◆ **Requirement**:
Images do not belong in the copy. Retype the entries exactly.

━━ Excerpted data

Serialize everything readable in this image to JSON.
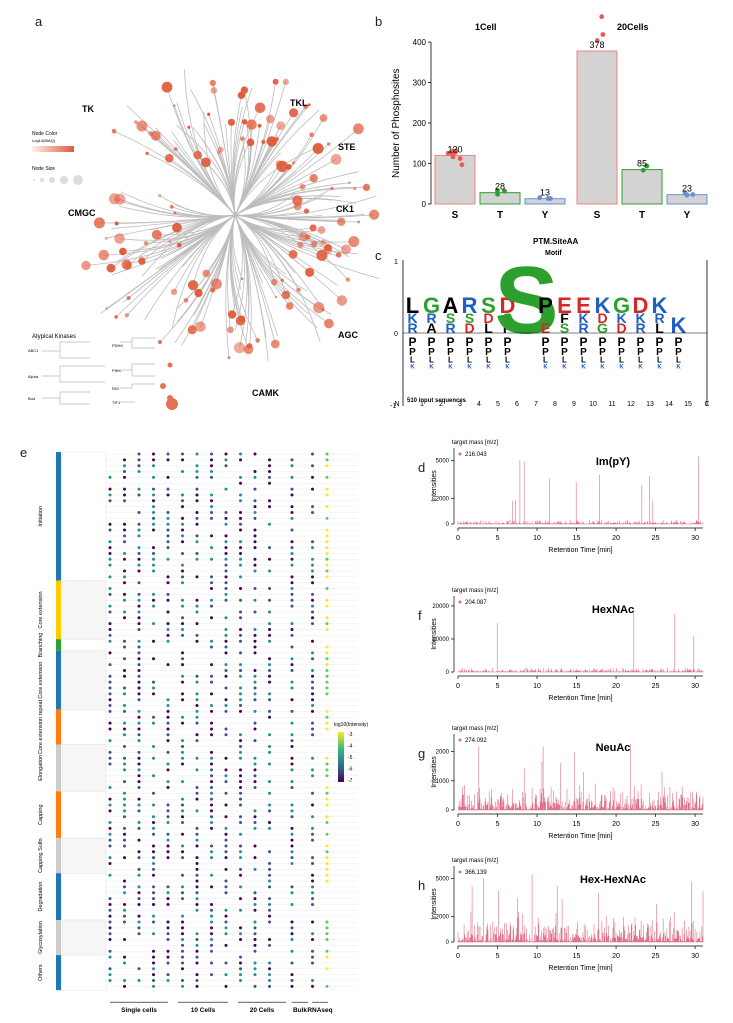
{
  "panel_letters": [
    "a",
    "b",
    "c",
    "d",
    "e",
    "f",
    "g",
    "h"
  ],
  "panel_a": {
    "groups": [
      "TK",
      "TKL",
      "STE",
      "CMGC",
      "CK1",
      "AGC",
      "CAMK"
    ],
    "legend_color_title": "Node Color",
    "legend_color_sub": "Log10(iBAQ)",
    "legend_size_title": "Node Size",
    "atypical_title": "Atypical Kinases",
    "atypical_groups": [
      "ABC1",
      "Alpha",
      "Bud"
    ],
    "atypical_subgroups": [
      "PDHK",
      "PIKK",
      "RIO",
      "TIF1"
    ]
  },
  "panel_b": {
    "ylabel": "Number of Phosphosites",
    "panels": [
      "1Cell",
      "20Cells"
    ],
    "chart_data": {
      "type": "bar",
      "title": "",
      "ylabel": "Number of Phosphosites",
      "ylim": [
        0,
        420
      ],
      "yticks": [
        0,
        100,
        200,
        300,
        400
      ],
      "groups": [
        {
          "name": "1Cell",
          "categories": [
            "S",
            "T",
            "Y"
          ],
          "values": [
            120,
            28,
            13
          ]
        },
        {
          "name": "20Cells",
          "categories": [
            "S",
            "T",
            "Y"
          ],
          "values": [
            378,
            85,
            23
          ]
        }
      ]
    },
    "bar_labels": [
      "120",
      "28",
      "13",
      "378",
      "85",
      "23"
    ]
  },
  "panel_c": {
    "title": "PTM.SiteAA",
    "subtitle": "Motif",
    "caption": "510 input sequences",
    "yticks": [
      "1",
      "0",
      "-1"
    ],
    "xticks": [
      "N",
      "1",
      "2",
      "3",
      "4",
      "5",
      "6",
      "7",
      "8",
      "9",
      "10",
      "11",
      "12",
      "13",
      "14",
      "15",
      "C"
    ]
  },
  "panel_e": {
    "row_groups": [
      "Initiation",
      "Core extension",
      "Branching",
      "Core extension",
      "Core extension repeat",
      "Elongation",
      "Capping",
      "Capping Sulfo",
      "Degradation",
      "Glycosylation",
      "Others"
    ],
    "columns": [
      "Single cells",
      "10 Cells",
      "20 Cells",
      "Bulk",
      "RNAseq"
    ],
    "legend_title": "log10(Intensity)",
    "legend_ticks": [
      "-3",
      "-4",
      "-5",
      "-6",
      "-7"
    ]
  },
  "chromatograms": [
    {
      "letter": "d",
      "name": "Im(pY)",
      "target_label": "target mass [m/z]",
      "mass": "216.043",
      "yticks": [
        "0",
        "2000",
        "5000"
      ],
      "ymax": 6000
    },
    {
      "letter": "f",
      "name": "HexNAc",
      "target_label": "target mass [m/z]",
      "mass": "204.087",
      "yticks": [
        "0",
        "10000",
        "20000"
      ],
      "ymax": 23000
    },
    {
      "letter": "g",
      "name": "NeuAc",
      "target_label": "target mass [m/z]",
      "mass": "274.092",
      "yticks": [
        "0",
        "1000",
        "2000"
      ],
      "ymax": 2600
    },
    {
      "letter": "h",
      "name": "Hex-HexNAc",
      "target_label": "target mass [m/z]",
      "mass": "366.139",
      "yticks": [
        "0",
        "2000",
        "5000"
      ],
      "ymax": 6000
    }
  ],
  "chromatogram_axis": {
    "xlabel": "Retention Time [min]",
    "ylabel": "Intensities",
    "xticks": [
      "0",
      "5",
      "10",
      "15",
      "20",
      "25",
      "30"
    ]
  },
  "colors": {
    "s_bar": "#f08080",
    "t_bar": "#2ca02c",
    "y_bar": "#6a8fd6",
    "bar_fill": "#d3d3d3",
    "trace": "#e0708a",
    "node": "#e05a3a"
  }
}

━━━━

◆ **Solution to the problem**:
Serialize everything readable in this image to JSON.
{
  "panel_letters": [
    "a",
    "b",
    "c",
    "d",
    "e",
    "f",
    "g",
    "h"
  ],
  "panel_a": {
    "groups": [
      "TK",
      "TKL",
      "STE",
      "CMGC",
      "CK1",
      "AGC",
      "CAMK"
    ],
    "legend_color_title": "Node Color",
    "legend_color_sub": "Log10(iBAQ)",
    "legend_size_title": "Node Size",
    "atypical_title": "Atypical Kinases",
    "atypical_groups": [
      "ABC1",
      "Alpha",
      "Bud"
    ],
    "atypical_subgroups": [
      "PDHK",
      "PIKK",
      "RIO",
      "TIF1"
    ]
  },
  "panel_b": {
    "ylabel": "Number of Phosphosites",
    "panels": [
      "1Cell",
      "20Cells"
    ],
    "chart_data": {
      "type": "bar",
      "title": "",
      "ylabel": "Number of Phosphosites",
      "ylim": [
        0,
        420
      ],
      "yticks": [
        0,
        100,
        200,
        300,
        400
      ],
      "groups": [
        {
          "name": "1Cell",
          "categories": [
            "S",
            "T",
            "Y"
          ],
          "values": [
            120,
            28,
            13
          ]
        },
        {
          "name": "20Cells",
          "categories": [
            "S",
            "T",
            "Y"
          ],
          "values": [
            378,
            85,
            23
          ]
        }
      ]
    },
    "bar_labels": [
      "120",
      "28",
      "13",
      "378",
      "85",
      "23"
    ]
  },
  "panel_c": {
    "title": "PTM.SiteAA",
    "subtitle": "Motif",
    "caption": "510 input sequences",
    "yticks": [
      "1",
      "0",
      "-1"
    ],
    "xticks": [
      "N",
      "1",
      "2",
      "3",
      "4",
      "5",
      "6",
      "7",
      "8",
      "9",
      "10",
      "11",
      "12",
      "13",
      "14",
      "15",
      "C"
    ]
  },
  "panel_e": {
    "row_groups": [
      "Initiation",
      "Core extension",
      "Branching",
      "Core extension",
      "Core extension repeat",
      "Elongation",
      "Capping",
      "Capping Sulfo",
      "Degradation",
      "Glycosylation",
      "Others"
    ],
    "columns": [
      "Single cells",
      "10 Cells",
      "20 Cells",
      "Bulk",
      "RNAseq"
    ],
    "legend_title": "log10(Intensity)",
    "legend_ticks": [
      "-3",
      "-4",
      "-5",
      "-6",
      "-7"
    ]
  },
  "chromatograms": [
    {
      "letter": "d",
      "name": "Im(pY)",
      "target_label": "target mass [m/z]",
      "mass": "216.043",
      "yticks": [
        "0",
        "2000",
        "5000"
      ],
      "ymax": 6000
    },
    {
      "letter": "f",
      "name": "HexNAc",
      "target_label": "target mass [m/z]",
      "mass": "204.087",
      "yticks": [
        "0",
        "10000",
        "20000"
      ],
      "ymax": 23000
    },
    {
      "letter": "g",
      "name": "NeuAc",
      "target_label": "target mass [m/z]",
      "mass": "274.092",
      "yticks": [
        "0",
        "1000",
        "2000"
      ],
      "ymax": 2600
    },
    {
      "letter": "h",
      "name": "Hex-HexNAc",
      "target_label": "target mass [m/z]",
      "mass": "366.139",
      "yticks": [
        "0",
        "2000",
        "5000"
      ],
      "ymax": 6000
    }
  ],
  "chromatogram_axis": {
    "xlabel": "Retention Time [min]",
    "ylabel": "Intensities",
    "xticks": [
      "0",
      "5",
      "10",
      "15",
      "20",
      "25",
      "30"
    ]
  },
  "colors": {
    "s_bar": "#f08080",
    "t_bar": "#2ca02c",
    "y_bar": "#6a8fd6",
    "bar_fill": "#d3d3d3",
    "trace": "#e0708a",
    "node": "#e05a3a"
  }
}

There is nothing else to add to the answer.